======== RECORDS TO USE

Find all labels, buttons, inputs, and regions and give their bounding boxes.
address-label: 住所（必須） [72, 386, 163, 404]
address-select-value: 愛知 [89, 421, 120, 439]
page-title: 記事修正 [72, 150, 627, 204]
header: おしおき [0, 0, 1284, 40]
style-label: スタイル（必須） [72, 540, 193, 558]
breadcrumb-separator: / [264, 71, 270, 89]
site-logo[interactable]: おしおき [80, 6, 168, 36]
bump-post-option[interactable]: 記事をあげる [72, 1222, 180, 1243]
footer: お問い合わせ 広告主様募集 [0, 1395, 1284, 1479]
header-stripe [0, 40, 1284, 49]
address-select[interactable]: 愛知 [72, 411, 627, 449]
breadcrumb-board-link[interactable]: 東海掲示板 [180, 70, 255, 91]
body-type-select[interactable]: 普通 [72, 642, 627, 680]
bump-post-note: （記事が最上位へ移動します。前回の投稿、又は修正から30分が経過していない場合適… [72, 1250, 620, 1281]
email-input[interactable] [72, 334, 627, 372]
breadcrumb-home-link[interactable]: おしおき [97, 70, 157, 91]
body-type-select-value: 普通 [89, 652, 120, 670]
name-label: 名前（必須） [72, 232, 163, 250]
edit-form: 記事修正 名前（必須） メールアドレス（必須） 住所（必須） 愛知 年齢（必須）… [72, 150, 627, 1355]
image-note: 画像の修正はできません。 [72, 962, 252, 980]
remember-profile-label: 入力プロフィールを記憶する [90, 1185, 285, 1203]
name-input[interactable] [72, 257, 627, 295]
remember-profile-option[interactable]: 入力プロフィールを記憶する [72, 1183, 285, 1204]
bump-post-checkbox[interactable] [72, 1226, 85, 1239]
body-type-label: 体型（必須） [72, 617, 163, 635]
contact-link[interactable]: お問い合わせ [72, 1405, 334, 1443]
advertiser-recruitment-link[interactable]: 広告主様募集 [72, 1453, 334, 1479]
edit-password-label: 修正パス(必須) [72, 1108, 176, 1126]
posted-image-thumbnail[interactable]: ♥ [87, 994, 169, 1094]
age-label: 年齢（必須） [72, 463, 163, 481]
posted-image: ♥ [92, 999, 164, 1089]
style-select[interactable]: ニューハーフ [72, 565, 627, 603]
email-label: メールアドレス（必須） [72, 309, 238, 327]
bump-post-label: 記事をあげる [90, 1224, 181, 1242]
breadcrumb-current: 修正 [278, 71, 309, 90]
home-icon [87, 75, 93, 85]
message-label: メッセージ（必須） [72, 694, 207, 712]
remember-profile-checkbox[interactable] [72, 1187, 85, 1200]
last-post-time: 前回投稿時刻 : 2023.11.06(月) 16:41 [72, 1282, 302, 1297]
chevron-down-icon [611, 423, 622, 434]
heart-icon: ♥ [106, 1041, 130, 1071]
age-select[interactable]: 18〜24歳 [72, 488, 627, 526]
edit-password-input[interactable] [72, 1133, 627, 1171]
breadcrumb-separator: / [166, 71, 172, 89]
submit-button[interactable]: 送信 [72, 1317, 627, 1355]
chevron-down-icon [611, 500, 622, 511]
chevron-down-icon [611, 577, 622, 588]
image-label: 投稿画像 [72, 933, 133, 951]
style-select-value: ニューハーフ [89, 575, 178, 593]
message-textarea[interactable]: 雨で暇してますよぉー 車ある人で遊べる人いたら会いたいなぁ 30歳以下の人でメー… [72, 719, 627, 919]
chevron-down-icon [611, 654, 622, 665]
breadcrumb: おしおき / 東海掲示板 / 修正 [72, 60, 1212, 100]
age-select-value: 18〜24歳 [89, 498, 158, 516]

================

### TASK DIRECTIONS:
Show every line of the records above that contains the string "password". Case counts.

### RESULT:
edit-password-label: 修正パス(必須) [72, 1108, 176, 1126]
edit-password-input[interactable] [72, 1133, 627, 1171]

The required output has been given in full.